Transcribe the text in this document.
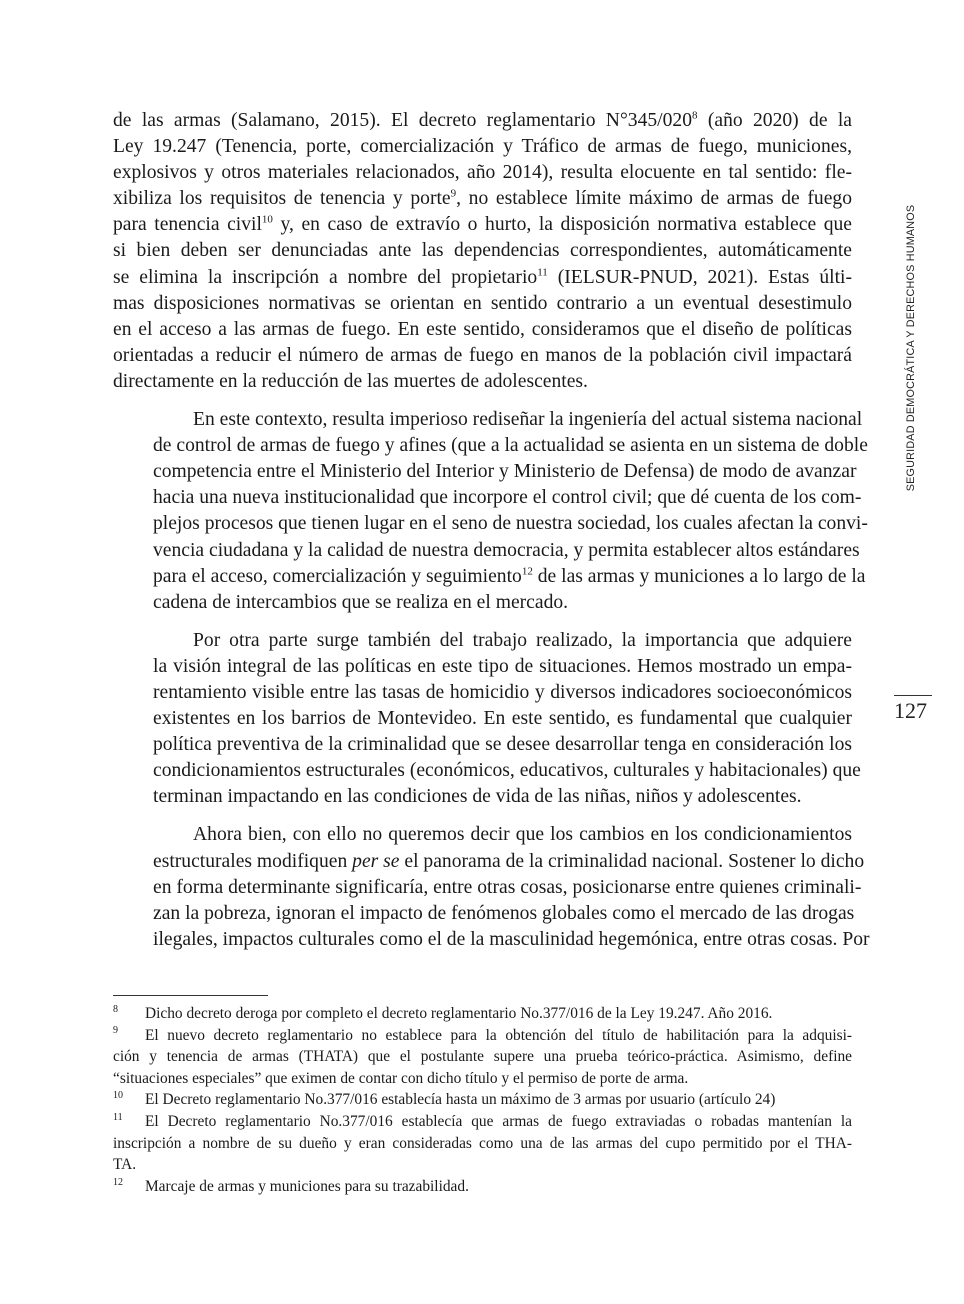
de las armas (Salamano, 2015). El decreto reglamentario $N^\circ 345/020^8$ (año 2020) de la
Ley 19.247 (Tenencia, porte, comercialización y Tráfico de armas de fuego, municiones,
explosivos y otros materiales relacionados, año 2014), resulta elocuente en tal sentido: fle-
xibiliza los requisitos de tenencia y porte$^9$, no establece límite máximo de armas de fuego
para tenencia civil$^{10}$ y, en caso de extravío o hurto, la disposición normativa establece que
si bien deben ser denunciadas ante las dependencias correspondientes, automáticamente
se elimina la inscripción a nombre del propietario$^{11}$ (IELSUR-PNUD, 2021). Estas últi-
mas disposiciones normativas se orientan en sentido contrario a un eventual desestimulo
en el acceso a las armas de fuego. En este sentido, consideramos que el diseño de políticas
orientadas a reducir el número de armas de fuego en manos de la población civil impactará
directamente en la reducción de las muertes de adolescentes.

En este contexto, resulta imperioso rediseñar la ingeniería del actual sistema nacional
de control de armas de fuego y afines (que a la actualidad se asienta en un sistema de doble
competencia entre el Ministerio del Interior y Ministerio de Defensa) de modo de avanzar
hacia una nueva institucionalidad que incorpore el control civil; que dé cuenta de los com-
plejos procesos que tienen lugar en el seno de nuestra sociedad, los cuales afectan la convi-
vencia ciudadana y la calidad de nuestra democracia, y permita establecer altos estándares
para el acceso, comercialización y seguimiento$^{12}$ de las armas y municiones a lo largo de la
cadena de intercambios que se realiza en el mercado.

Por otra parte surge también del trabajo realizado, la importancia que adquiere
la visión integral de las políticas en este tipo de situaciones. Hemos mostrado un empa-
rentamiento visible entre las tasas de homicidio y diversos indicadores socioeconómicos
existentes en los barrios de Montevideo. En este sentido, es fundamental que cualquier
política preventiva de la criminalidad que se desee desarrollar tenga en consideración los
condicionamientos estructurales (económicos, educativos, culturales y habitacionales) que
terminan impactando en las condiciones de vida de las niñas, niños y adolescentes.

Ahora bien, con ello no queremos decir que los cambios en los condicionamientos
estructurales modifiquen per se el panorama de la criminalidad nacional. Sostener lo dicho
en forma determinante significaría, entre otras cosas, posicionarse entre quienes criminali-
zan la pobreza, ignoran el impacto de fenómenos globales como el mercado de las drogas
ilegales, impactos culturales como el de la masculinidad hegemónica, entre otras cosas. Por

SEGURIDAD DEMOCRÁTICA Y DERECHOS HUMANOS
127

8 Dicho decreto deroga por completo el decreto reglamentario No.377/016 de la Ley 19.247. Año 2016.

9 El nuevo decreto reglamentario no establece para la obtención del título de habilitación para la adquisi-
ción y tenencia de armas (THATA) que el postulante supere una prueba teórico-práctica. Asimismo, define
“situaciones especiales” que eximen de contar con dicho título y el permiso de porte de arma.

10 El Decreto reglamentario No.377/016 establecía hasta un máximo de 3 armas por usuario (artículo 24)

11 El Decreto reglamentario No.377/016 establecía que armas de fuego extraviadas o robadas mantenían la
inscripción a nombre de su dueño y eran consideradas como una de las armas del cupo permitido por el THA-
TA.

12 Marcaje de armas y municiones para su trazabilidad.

++++++++++

_Given instruction_. Within the listing, how many lines hold the word "porte"? Only the number is to be given.

_Output_. 3